* Aim of the exercise:
Give only the number of lines that hold the word "printsipi".

* Recorded information:
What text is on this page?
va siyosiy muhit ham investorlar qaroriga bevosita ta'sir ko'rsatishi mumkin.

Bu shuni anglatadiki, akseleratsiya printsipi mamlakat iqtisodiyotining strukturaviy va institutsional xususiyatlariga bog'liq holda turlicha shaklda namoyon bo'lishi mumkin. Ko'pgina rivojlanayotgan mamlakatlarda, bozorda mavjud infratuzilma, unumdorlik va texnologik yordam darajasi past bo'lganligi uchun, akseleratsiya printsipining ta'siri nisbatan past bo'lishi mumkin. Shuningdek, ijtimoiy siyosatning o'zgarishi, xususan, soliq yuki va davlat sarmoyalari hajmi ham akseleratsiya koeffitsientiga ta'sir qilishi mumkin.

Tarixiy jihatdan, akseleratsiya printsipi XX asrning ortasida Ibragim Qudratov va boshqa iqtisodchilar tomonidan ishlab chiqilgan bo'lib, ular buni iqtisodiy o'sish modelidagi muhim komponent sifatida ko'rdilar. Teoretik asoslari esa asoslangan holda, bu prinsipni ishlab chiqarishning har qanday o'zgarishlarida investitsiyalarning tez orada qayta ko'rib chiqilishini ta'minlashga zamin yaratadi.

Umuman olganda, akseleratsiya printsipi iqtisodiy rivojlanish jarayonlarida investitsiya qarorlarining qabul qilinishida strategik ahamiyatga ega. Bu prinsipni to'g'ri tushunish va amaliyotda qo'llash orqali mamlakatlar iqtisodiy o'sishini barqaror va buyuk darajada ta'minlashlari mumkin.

* Worked solution:
3